> _Aim_: Could you write out the records below exactly as they appear, leaving out any pictures?

** BEGIN Input data **

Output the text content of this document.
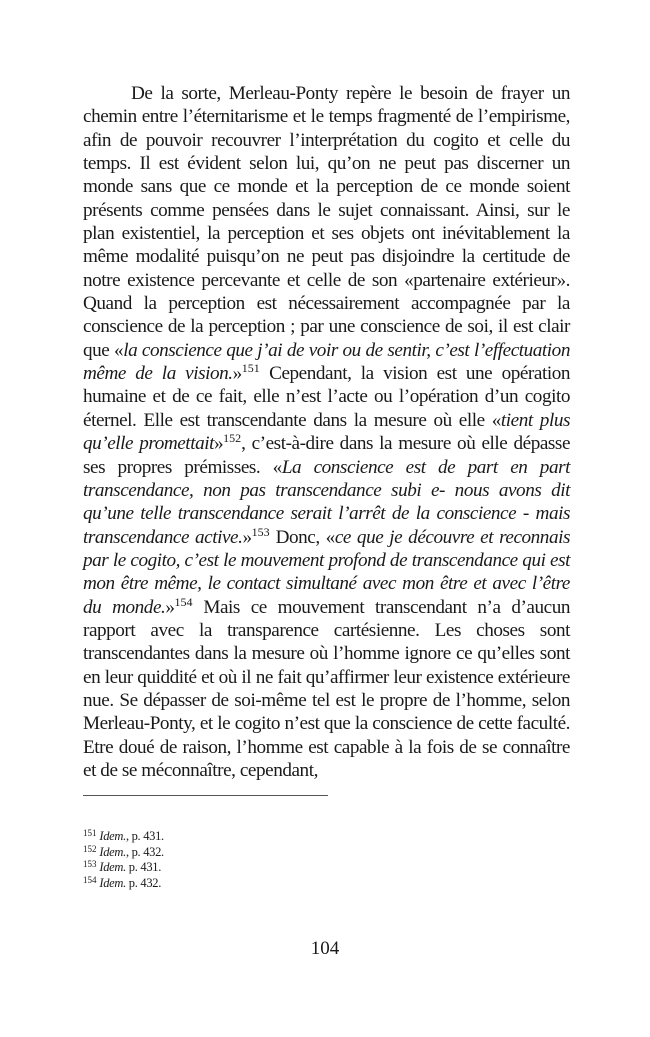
De la sorte, Merleau-Ponty repère le besoin de frayer un chemin entre l’éternitarisme et le temps fragmenté de l’empirisme, afin de pouvoir recouvrer l’interprétation du cogito et celle du temps. Il est évident selon lui, qu’on ne peut pas discerner un monde sans que ce monde et la perception de ce monde soient présents comme pensées dans le sujet connaissant. Ainsi, sur le plan existentiel, la perception et ses objets ont inévitablement la même modalité puisqu’on ne peut pas disjoindre la certitude de notre existence percevante et celle de son «partenaire extérieur». Quand la perception est nécessairement accompagnée par la conscience de la perception ; par une conscience de soi, il est clair que «la conscience que j’ai de voir ou de sentir, c’est l’effectuation même de la vision.»$^{151}$ Cependant, la vision est une opération humaine et de ce fait, elle n’est l’acte ou l’opération d’un cogito éternel. Elle est transcendante dans la mesure où elle «tient plus qu’elle promettait»$^{152}$, c’est-à-dire dans la mesure où elle dépasse ses propres prémisses. «La conscience est de part en part transcendance, non pas transcendance subi e- nous avons dit qu’une telle transcendance serait l’arrêt de la conscience - mais transcendance active.»$^{153}$ Donc, «ce que je découvre et reconnais par le cogito, c’est le mouvement profond de transcendance qui est mon être même, le contact simultané avec mon être et avec l’être du monde.»$^{154}$ Mais ce mouvement transcendant n’a d’aucun rapport avec la transparence cartésienne. Les choses sont transcendantes dans la mesure où l’homme ignore ce qu’elles sont en leur quiddité et où il ne fait qu’affirmer leur existence extérieure nue. Se dépasser de soi-même tel est le propre de l’homme, selon Merleau-Ponty, et le cogito n’est que la conscience de cette faculté. Etre doué de raison, l’homme est capable à la fois de se connaître et de se méconnaître, cependant,

$^{151}$ Idem., p. 431.
$^{152}$ Idem., p. 432.
$^{153}$ Idem. p. 431.
$^{154}$ Idem. p. 432.
104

** END Input data **

> _Task output_:
Output the text content of this document.
De la sorte, Merleau-Ponty repère le besoin de frayer un chemin entre l’éternitarisme et le temps fragmenté de l’empirisme, afin de pouvoir recouvrer l’interprétation du cogito et celle du temps. Il est évident selon lui, qu’on ne peut pas discerner un monde sans que ce monde et la perception de ce monde soient présents comme pensées dans le sujet connaissant. Ainsi, sur le plan existentiel, la perception et ses objets ont inévitablement la même modalité puisqu’on ne peut pas disjoindre la certitude de notre existence percevante et celle de son «partenaire extérieur». Quand la perception est nécessairement accompagnée par la conscience de la perception ; par une conscience de soi, il est clair que «la conscience que j’ai de voir ou de sentir, c’est l’effectuation même de la vision.»$^{151}$ Cependant, la vision est une opération humaine et de ce fait, elle n’est l’acte ou l’opération d’un cogito éternel. Elle est transcendante dans la mesure où elle «tient plus qu’elle promettait»$^{152}$, c’est-à-dire dans la mesure où elle dépasse ses propres prémisses. «La conscience est de part en part transcendance, non pas transcendance subi e- nous avons dit qu’une telle transcendance serait l’arrêt de la conscience - mais transcendance active.»$^{153}$ Donc, «ce que je découvre et reconnais par le cogito, c’est le mouvement profond de transcendance qui est mon être même, le contact simultané avec mon être et avec l’être du monde.»$^{154}$ Mais ce mouvement transcendant n’a d’aucun rapport avec la transparence cartésienne. Les choses sont transcendantes dans la mesure où l’homme ignore ce qu’elles sont en leur quiddité et où il ne fait qu’affirmer leur existence extérieure nue. Se dépasser de soi-même tel est le propre de l’homme, selon Merleau-Ponty, et le cogito n’est que la conscience de cette faculté. Etre doué de raison, l’homme est capable à la fois de se connaître et de se méconnaître, cependant,

$^{151}$ Idem., p. 431.
$^{152}$ Idem., p. 432.
$^{153}$ Idem. p. 431.
$^{154}$ Idem. p. 432.
104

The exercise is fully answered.